(Given records):

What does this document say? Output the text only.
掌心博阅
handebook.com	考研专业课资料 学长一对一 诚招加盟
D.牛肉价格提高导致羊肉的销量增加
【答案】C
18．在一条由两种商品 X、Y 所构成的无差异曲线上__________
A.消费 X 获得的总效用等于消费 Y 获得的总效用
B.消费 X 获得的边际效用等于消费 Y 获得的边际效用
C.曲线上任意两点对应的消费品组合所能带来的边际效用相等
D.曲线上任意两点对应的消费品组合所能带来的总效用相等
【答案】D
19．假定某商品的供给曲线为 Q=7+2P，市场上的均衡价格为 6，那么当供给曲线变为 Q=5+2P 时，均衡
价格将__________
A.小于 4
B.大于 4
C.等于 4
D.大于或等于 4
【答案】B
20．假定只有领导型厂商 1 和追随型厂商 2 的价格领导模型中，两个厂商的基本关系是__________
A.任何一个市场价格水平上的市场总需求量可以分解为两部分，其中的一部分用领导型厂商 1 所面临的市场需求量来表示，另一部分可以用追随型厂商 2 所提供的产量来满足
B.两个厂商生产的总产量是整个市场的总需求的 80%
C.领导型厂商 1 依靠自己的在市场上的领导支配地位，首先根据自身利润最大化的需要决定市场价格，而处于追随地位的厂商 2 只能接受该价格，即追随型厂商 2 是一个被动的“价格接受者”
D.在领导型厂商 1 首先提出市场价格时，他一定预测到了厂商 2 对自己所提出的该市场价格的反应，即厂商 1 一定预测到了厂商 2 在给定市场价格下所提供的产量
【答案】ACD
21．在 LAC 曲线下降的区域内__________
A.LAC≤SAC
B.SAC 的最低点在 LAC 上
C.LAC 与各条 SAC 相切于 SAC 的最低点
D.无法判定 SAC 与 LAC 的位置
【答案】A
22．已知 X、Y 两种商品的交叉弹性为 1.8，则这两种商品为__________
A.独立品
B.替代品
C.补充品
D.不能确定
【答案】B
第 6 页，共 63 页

(Challenge):
Return all the data above once more, precisely as given.

(Solution):
What does this document say? Output the text only.
掌心博阅
handebook.com	考研专业课资料 学长一对一 诚招加盟
D.牛肉价格提高导致羊肉的销量增加
【答案】C
18．在一条由两种商品 X、Y 所构成的无差异曲线上__________
A.消费 X 获得的总效用等于消费 Y 获得的总效用
B.消费 X 获得的边际效用等于消费 Y 获得的边际效用
C.曲线上任意两点对应的消费品组合所能带来的边际效用相等
D.曲线上任意两点对应的消费品组合所能带来的总效用相等
【答案】D
19．假定某商品的供给曲线为 Q=7+2P，市场上的均衡价格为 6，那么当供给曲线变为 Q=5+2P 时，均衡
价格将__________
A.小于 4
B.大于 4
C.等于 4
D.大于或等于 4
【答案】B
20．假定只有领导型厂商 1 和追随型厂商 2 的价格领导模型中，两个厂商的基本关系是__________
A.任何一个市场价格水平上的市场总需求量可以分解为两部分，其中的一部分用领导型厂商 1 所面临的市场需求量来表示，另一部分可以用追随型厂商 2 所提供的产量来满足
B.两个厂商生产的总产量是整个市场的总需求的 80%
C.领导型厂商 1 依靠自己的在市场上的领导支配地位，首先根据自身利润最大化的需要决定市场价格，而处于追随地位的厂商 2 只能接受该价格，即追随型厂商 2 是一个被动的“价格接受者”
D.在领导型厂商 1 首先提出市场价格时，他一定预测到了厂商 2 对自己所提出的该市场价格的反应，即厂商 1 一定预测到了厂商 2 在给定市场价格下所提供的产量
【答案】ACD
21．在 LAC 曲线下降的区域内__________
A.LAC≤SAC
B.SAC 的最低点在 LAC 上
C.LAC 与各条 SAC 相切于 SAC 的最低点
D.无法判定 SAC 与 LAC 的位置
【答案】A
22．已知 X、Y 两种商品的交叉弹性为 1.8，则这两种商品为__________
A.独立品
B.替代品
C.补充品
D.不能确定
【答案】B
第 6 页，共 63 页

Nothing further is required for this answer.